[BEGIN]

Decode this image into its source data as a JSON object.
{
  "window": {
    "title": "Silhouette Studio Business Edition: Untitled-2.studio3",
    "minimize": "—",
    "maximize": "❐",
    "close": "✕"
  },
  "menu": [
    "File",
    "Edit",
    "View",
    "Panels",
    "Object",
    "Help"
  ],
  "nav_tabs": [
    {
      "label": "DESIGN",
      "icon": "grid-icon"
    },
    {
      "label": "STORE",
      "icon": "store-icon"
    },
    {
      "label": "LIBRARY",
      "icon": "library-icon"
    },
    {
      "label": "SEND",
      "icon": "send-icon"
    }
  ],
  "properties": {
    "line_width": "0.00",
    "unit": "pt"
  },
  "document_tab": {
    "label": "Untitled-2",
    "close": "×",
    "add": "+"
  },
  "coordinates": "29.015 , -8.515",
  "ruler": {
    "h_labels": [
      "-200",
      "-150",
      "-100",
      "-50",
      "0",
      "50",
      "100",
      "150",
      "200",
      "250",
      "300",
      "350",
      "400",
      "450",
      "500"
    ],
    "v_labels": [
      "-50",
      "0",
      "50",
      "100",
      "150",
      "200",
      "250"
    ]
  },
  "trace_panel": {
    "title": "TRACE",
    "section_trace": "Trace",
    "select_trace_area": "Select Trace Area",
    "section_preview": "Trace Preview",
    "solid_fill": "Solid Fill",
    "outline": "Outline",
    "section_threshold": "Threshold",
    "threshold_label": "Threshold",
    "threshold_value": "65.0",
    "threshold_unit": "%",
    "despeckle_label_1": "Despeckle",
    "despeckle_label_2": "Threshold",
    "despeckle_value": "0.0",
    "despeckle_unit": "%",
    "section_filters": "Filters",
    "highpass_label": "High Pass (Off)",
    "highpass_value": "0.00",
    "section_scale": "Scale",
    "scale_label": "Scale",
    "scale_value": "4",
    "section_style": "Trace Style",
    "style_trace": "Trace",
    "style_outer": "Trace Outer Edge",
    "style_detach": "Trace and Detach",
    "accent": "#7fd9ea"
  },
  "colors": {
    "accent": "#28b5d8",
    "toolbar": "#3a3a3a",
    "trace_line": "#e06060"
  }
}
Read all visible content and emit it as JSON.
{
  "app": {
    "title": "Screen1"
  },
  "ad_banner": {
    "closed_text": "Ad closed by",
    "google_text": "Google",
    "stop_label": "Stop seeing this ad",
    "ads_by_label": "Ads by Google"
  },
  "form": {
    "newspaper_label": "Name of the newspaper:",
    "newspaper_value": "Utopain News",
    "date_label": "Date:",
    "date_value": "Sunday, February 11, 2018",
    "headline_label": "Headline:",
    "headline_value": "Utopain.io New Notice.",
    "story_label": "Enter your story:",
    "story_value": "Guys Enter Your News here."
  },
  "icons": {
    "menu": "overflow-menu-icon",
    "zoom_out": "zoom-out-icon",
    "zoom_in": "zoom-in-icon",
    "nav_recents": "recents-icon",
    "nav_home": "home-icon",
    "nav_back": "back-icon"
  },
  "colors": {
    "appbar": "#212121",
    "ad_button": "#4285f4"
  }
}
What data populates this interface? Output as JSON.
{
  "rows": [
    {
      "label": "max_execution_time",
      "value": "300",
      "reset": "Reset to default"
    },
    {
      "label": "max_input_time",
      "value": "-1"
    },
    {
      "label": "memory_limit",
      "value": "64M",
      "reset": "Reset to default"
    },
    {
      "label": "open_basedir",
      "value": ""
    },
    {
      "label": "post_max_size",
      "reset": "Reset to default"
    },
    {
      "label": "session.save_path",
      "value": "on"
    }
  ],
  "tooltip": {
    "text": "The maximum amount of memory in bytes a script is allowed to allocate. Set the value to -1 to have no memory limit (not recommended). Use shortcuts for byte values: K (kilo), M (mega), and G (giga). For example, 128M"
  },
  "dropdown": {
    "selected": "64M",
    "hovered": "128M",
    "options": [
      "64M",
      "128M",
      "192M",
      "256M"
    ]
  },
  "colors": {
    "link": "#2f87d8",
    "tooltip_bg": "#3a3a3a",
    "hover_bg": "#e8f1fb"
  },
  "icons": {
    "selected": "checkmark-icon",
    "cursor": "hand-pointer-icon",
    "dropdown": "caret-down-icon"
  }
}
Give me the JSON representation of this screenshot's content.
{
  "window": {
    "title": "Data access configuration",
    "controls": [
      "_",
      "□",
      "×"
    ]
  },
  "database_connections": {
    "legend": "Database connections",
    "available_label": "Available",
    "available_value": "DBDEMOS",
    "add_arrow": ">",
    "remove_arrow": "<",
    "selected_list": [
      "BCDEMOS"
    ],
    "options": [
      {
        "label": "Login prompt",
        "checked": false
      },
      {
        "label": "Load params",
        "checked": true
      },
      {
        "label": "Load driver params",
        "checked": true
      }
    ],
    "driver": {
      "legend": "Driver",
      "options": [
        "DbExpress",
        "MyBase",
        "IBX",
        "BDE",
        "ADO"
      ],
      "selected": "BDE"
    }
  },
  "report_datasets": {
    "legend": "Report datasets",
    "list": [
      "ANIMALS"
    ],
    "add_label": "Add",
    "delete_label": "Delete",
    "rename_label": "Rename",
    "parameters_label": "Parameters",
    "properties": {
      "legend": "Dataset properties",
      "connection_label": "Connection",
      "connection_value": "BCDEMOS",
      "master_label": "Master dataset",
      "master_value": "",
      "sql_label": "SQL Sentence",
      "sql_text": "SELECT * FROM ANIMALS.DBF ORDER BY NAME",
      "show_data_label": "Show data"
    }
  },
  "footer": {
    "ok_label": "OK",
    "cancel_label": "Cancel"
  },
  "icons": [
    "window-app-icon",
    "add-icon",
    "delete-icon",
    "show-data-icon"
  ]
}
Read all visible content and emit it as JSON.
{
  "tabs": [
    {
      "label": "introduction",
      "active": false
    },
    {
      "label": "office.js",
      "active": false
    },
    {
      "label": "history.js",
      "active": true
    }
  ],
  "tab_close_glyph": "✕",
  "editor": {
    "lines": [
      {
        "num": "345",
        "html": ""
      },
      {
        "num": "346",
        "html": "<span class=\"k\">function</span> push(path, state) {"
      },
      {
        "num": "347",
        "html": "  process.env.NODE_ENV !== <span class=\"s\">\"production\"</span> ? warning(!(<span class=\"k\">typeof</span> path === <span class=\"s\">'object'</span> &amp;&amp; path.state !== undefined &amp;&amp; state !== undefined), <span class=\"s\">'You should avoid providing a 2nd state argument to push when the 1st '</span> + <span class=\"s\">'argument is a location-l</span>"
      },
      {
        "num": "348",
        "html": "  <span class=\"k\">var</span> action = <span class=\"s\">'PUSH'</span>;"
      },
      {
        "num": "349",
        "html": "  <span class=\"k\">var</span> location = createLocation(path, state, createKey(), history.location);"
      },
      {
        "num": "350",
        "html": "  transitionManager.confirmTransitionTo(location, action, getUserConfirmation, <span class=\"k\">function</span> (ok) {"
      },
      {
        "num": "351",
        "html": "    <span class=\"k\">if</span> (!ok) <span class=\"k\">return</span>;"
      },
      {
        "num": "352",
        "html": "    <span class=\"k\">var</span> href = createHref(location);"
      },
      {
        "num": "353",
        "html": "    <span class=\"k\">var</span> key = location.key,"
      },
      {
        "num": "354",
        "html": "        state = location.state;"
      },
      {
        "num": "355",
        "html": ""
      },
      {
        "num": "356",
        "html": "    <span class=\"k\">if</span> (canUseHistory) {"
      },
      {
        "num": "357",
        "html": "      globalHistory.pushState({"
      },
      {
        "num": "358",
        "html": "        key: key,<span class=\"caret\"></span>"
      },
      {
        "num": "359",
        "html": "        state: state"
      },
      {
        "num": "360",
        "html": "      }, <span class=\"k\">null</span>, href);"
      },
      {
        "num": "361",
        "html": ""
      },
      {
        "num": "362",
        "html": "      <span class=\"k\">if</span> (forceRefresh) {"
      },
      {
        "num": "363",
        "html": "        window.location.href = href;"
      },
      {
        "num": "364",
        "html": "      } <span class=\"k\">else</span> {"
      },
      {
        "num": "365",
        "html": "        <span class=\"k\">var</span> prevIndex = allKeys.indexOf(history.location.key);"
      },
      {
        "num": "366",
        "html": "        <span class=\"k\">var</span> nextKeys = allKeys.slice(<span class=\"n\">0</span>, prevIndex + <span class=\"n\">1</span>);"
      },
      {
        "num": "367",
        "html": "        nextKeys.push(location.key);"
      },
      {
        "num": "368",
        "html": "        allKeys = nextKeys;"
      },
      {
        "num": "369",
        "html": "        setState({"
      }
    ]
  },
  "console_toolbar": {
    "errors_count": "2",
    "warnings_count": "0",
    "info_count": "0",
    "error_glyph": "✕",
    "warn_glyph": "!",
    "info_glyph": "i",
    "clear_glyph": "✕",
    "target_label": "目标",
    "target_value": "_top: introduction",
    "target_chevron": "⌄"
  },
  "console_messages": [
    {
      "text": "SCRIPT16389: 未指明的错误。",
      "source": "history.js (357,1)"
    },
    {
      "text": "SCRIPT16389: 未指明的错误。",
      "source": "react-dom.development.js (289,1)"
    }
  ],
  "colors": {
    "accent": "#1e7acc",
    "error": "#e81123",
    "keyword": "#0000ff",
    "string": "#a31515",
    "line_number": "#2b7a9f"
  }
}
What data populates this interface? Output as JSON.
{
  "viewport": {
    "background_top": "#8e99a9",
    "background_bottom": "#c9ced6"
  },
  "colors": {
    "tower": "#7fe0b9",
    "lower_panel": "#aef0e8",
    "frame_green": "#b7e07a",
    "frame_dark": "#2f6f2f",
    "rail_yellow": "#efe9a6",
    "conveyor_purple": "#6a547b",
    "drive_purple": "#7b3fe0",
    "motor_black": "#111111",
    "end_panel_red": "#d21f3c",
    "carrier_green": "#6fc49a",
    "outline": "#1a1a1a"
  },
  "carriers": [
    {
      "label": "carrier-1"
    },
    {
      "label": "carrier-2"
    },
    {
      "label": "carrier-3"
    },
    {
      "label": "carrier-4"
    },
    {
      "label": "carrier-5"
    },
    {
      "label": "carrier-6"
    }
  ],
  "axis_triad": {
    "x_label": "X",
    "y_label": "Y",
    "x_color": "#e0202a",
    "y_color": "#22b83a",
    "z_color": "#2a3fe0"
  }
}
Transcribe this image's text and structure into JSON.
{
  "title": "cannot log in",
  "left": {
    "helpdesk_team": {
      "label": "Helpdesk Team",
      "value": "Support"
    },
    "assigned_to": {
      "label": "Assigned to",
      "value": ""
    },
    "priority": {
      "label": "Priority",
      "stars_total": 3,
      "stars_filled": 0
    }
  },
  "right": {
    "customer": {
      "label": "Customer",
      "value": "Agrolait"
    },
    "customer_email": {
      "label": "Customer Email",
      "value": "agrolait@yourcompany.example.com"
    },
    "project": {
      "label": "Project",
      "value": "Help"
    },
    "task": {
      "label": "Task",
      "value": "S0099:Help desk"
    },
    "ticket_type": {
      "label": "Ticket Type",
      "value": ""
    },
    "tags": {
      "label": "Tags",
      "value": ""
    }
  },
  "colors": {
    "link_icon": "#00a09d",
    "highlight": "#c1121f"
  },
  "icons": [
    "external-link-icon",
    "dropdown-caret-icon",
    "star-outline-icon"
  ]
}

[END]

*TASK TO COMPLETE*. Work through the records above line by line and count those that hold the string "href". Give only the result.

*SOLUTION TO THE PROBLEM*. 3